Count every line that holds the string "глюкози", then give that number alone.

start

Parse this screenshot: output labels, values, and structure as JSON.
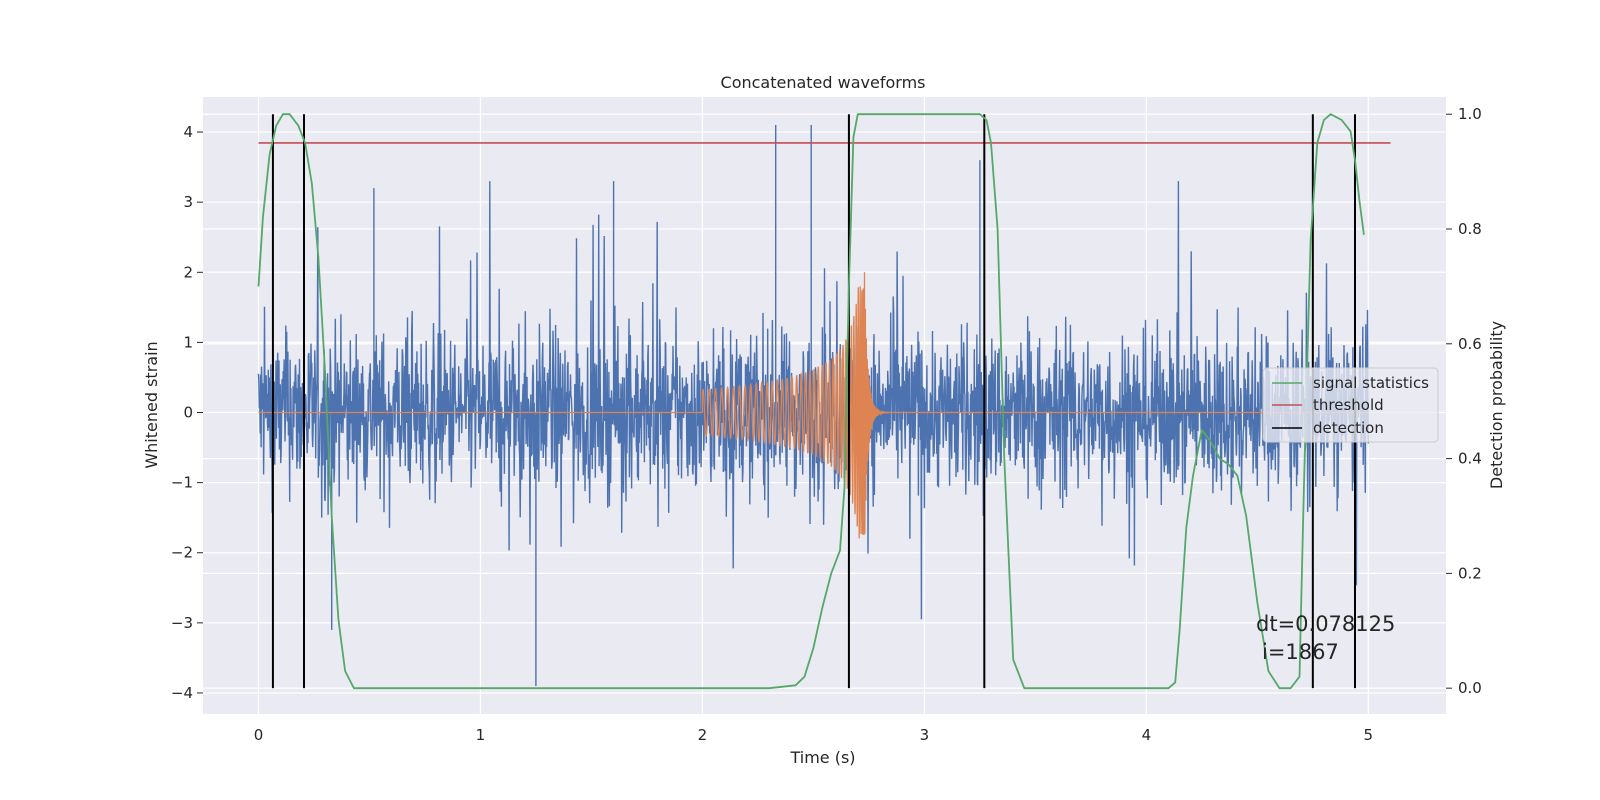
{
  "chart_data": {
    "type": "line",
    "title": "Concatenated waveforms",
    "xlabel": "Time (s)",
    "ylabel_left": "Whitened strain",
    "ylabel_right": "Detection probability",
    "xlim": [
      -0.25,
      5.35
    ],
    "ylim_left": [
      -4.3,
      4.5
    ],
    "ylim_right": [
      -0.045,
      1.03
    ],
    "x_ticks": [
      "0",
      "1",
      "2",
      "3",
      "4",
      "5"
    ],
    "y_ticks_left": [
      "−4",
      "−3",
      "−2",
      "−1",
      "0",
      "1",
      "2",
      "3",
      "4"
    ],
    "y_ticks_right": [
      "0.0",
      "0.2",
      "0.4",
      "0.6",
      "0.8",
      "1.0"
    ],
    "grid": true,
    "legend_position": "center-right",
    "series": [
      {
        "name": "",
        "axis": "left",
        "kind": "noise",
        "description_values": {
          "t_start": 0,
          "t_end": 5.0,
          "band_lower": -0.7,
          "band_upper": 0.9,
          "max_spike": 4.1,
          "min_spike": -3.9
        },
        "color": "#4c72b0"
      },
      {
        "name": "",
        "axis": "left",
        "kind": "chirp",
        "t_start": 2.0,
        "t_merger": 2.73,
        "t_end": 3.0,
        "peak": 1.7,
        "trough": -2.1,
        "color": "#dd8452"
      },
      {
        "name": "signal statistics",
        "axis": "right",
        "color": "#55a868",
        "x": [
          0.0,
          0.02,
          0.05,
          0.08,
          0.11,
          0.14,
          0.18,
          0.21,
          0.24,
          0.27,
          0.3,
          0.33,
          0.36,
          0.39,
          0.43,
          0.5,
          1.0,
          1.5,
          2.0,
          2.3,
          2.42,
          2.46,
          2.5,
          2.54,
          2.58,
          2.62,
          2.64,
          2.66,
          2.68,
          2.7,
          2.8,
          3.0,
          3.2,
          3.25,
          3.28,
          3.3,
          3.33,
          3.36,
          3.4,
          3.45,
          3.6,
          3.8,
          4.1,
          4.13,
          4.15,
          4.18,
          4.21,
          4.25,
          4.29,
          4.33,
          4.37,
          4.41,
          4.45,
          4.5,
          4.55,
          4.6,
          4.65,
          4.69,
          4.71,
          4.74,
          4.77,
          4.8,
          4.83,
          4.88,
          4.92,
          4.94,
          4.96,
          4.98
        ],
        "y": [
          0.7,
          0.82,
          0.93,
          0.98,
          1.0,
          1.0,
          0.98,
          0.95,
          0.88,
          0.75,
          0.55,
          0.3,
          0.12,
          0.03,
          0.0,
          0.0,
          0.0,
          0.0,
          0.0,
          0.0,
          0.005,
          0.02,
          0.07,
          0.14,
          0.2,
          0.24,
          0.35,
          0.7,
          0.96,
          1.0,
          1.0,
          1.0,
          1.0,
          1.0,
          0.99,
          0.95,
          0.8,
          0.4,
          0.05,
          0.0,
          0.0,
          0.0,
          0.0,
          0.01,
          0.1,
          0.28,
          0.37,
          0.45,
          0.43,
          0.4,
          0.39,
          0.37,
          0.3,
          0.15,
          0.03,
          0.0,
          0.0,
          0.02,
          0.35,
          0.78,
          0.95,
          0.99,
          1.0,
          0.99,
          0.97,
          0.92,
          0.85,
          0.79
        ]
      },
      {
        "name": "threshold",
        "axis": "right",
        "color": "#c44e52",
        "x": [
          0.0,
          5.1
        ],
        "y": [
          0.95,
          0.95
        ]
      },
      {
        "name": "detection",
        "axis": "right",
        "color": "#000000",
        "x": [
          0.065,
          0.205,
          2.66,
          3.27,
          4.75,
          4.94
        ],
        "y_range": [
          0.0,
          1.0
        ]
      }
    ],
    "annotations": [
      "dt=0.078125",
      "i=1867"
    ]
  }
}
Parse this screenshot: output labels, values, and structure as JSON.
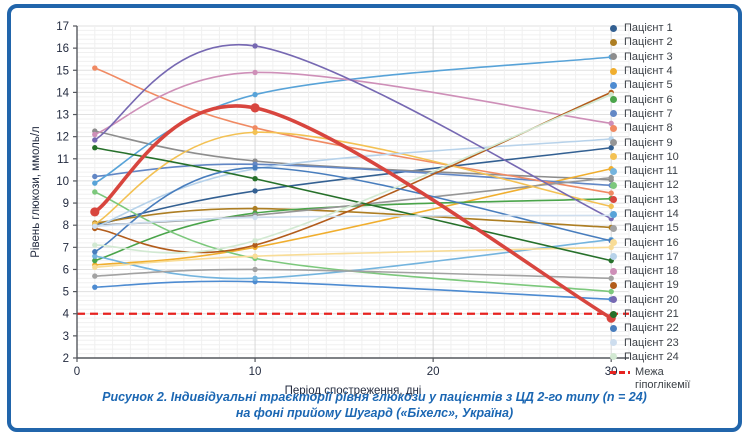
{
  "frame": {
    "border_color": "#2165ab",
    "background": "#ffffff"
  },
  "chart_data": {
    "type": "line",
    "x": [
      1,
      10,
      30
    ],
    "x_ticks": [
      0,
      10,
      20,
      30
    ],
    "xlabel": "Період спостреження, дні",
    "ylabel": "Рівень глюкози, ммоль/л",
    "xlim": [
      0,
      31
    ],
    "ylim": [
      2,
      17
    ],
    "y_tick_step": 1,
    "grid": {
      "enabled": true,
      "h_minor_step": 0.2,
      "v_minor_step": 1,
      "minor_color": "#f0f0f0",
      "major_color": "#e0e0e0"
    },
    "legend_position": "right",
    "marker": "circle",
    "series": [
      {
        "name": "Пацієнт 1",
        "color": "#336092",
        "values": [
          8.0,
          9.55,
          11.5
        ]
      },
      {
        "name": "Пацієнт 2",
        "color": "#ad7e23",
        "values": [
          8.1,
          8.75,
          7.9
        ]
      },
      {
        "name": "Пацієнт 3",
        "color": "#8d8d8d",
        "values": [
          12.25,
          10.9,
          10.05
        ]
      },
      {
        "name": "Пацієнт 4",
        "color": "#f0ae2e",
        "values": [
          6.2,
          7.0,
          10.55
        ]
      },
      {
        "name": "Пацієнт 5",
        "color": "#4d8bd1",
        "values": [
          5.2,
          5.45,
          4.65
        ]
      },
      {
        "name": "Пацієнт 6",
        "color": "#4aa44a",
        "values": [
          6.4,
          8.55,
          9.2
        ]
      },
      {
        "name": "Пацієнт 7",
        "color": "#6287c5",
        "values": [
          10.2,
          10.75,
          9.8
        ]
      },
      {
        "name": "Пацієнт 8",
        "color": "#f08a63",
        "values": [
          15.1,
          12.4,
          9.45
        ]
      },
      {
        "name": "Пацієнт 9",
        "color": "#969696",
        "values": [
          8.0,
          8.45,
          10.15
        ]
      },
      {
        "name": "Пацієнт 10",
        "color": "#f3c153",
        "values": [
          8.05,
          12.2,
          8.85
        ]
      },
      {
        "name": "Пацієнт 11",
        "color": "#74b4de",
        "values": [
          6.6,
          5.6,
          7.35
        ]
      },
      {
        "name": "Пацієнт 12",
        "color": "#7cc87c",
        "values": [
          9.5,
          6.5,
          5.0
        ]
      },
      {
        "name": "Пацієнт 13",
        "color": "#d8453e",
        "values": [
          8.6,
          13.3,
          3.8
        ],
        "emphasis": true
      },
      {
        "name": "Пацієнт 14",
        "color": "#58a3d8",
        "values": [
          9.9,
          13.9,
          15.6
        ]
      },
      {
        "name": "Пацієнт 15",
        "color": "#a2a2a2",
        "values": [
          5.7,
          6.0,
          5.6
        ]
      },
      {
        "name": "Пацієнт 16",
        "color": "#f8dc96",
        "values": [
          6.1,
          6.6,
          7.0
        ]
      },
      {
        "name": "Пацієнт 17",
        "color": "#b7d2ea",
        "values": [
          7.9,
          10.55,
          11.9
        ]
      },
      {
        "name": "Пацієнт 18",
        "color": "#ce8fb8",
        "values": [
          12.1,
          14.9,
          12.6
        ]
      },
      {
        "name": "Пацієнт 19",
        "color": "#b25c1b",
        "values": [
          7.85,
          7.1,
          14.0
        ]
      },
      {
        "name": "Пацієнт 20",
        "color": "#7668b2",
        "values": [
          11.85,
          16.1,
          8.3
        ]
      },
      {
        "name": "Пацієнт 21",
        "color": "#26702a",
        "values": [
          11.5,
          10.1,
          6.4
        ]
      },
      {
        "name": "Пацієнт 22",
        "color": "#487dbd",
        "values": [
          6.8,
          10.6,
          7.3
        ]
      },
      {
        "name": "Пацієнт 23",
        "color": "#cdddee",
        "values": [
          7.95,
          8.35,
          8.45
        ]
      },
      {
        "name": "Пацієнт 24",
        "color": "#d2e9d2",
        "values": [
          7.1,
          7.3,
          13.9
        ]
      }
    ],
    "threshold": {
      "label": "Межа гіпоглікемії",
      "value": 4,
      "color": "#e62320",
      "style": "dashed"
    }
  },
  "caption": {
    "line1": "Рисунок 2. Індивідуальні траєкторії рівня глюкози у пацієнтів з ЦД 2-го типу (n = 24)",
    "line2": "на фоні прийому Шугард («Біхелс», Україна)"
  },
  "colors": {
    "axis_text": "#242c40",
    "axis_line": "#55585e",
    "legend_text": "#3c4147",
    "caption_text": "#1b67b3",
    "frame_border": "#2165ab"
  }
}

end

▶ **Exercise solution**
2